Aim: Retype all the entries word for word, but omit the pictures.

(Extracted records)
──────────
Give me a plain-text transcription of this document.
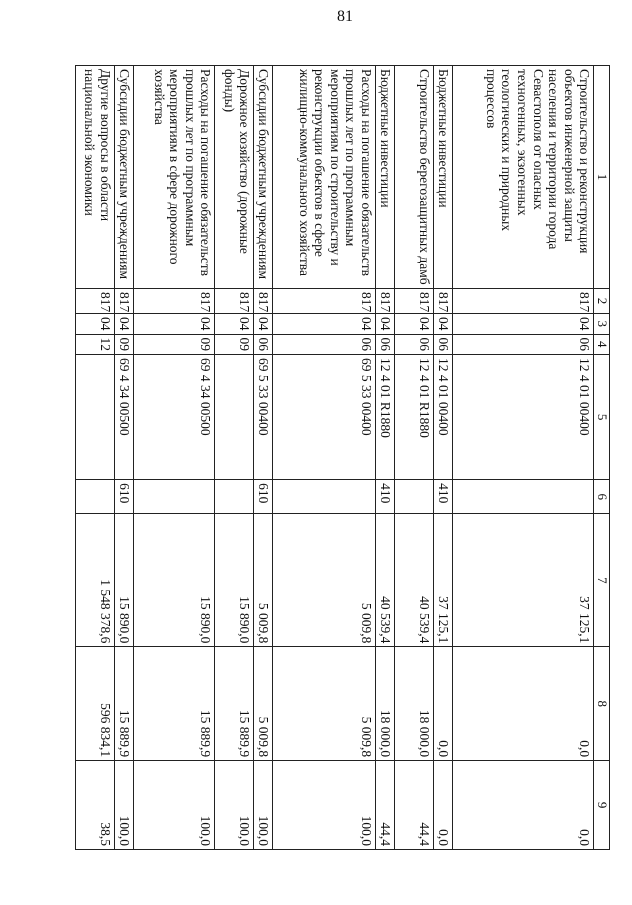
81
1	2	3	4	5	6	7	8	9
Строительство и реконструкция объектов инженерной защиты населения и территории города Севастополя от опасных техногенных, экзогенных геологических и природных процессов	817	04	06	12 4 01 00400		37 125,1	0,0	0,0
Бюджетные инвестиции	817	04	06	12 4 01 00400	410	37 125,1	0,0	0,0
Строительство берегозащитных дамб	817	04	06	12 4 01 R1880		40 539,4	18 000,0	44,4
Бюджетные инвестиции	817	04	06	12 4 01 R1880	410	40 539,4	18 000,0	44,4
Расходы на погашение обязательств прошлых лет по программным мероприятиям по строительству и реконструкции объектов в сфере жилищно-коммунального хозяйства	817	04	06	69 5 33 00400		5 009,8	5 009,8	100,0
Субсидии бюджетным учреждениям	817	04	06	69 5 33 00400	610	5 009,8	5 009,8	100,0
Дорожное хозяйство (дорожные фонды)	817	04	09			15 890,0	15 889,9	100,0
Расходы на погашение обязательств прошлых лет по программным мероприятиям в сфере дорожного хозяйства	817	04	09	69 4 34 00500		15 890,0	15 889,9	100,0
Субсидии бюджетным учреждениям	817	04	09	69 4 34 00500	610	15 890,0	15 889,9	100,0
Другие вопросы в области национальной экономики	817	04	12			1 548 378,6	596 834,1	38,5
──────────
Problem solution:
Give me a plain-text transcription of this document.
81
1	2	3	4	5	6	7	8	9
Строительство и реконструкция объектов инженерной защиты населения и территории города Севастополя от опасных техногенных, экзогенных геологических и природных процессов	817	04	06	12 4 01 00400		37 125,1	0,0	0,0
Бюджетные инвестиции	817	04	06	12 4 01 00400	410	37 125,1	0,0	0,0
Строительство берегозащитных дамб	817	04	06	12 4 01 R1880		40 539,4	18 000,0	44,4
Бюджетные инвестиции	817	04	06	12 4 01 R1880	410	40 539,4	18 000,0	44,4
Расходы на погашение обязательств прошлых лет по программным мероприятиям по строительству и реконструкции объектов в сфере жилищно-коммунального хозяйства	817	04	06	69 5 33 00400		5 009,8	5 009,8	100,0
Субсидии бюджетным учреждениям	817	04	06	69 5 33 00400	610	5 009,8	5 009,8	100,0
Дорожное хозяйство (дорожные фонды)	817	04	09			15 890,0	15 889,9	100,0
Расходы на погашение обязательств прошлых лет по программным мероприятиям в сфере дорожного хозяйства	817	04	09	69 4 34 00500		15 890,0	15 889,9	100,0
Субсидии бюджетным учреждениям	817	04	09	69 4 34 00500	610	15 890,0	15 889,9	100,0
Другие вопросы в области национальной экономики	817	04	12			1 548 378,6	596 834,1	38,5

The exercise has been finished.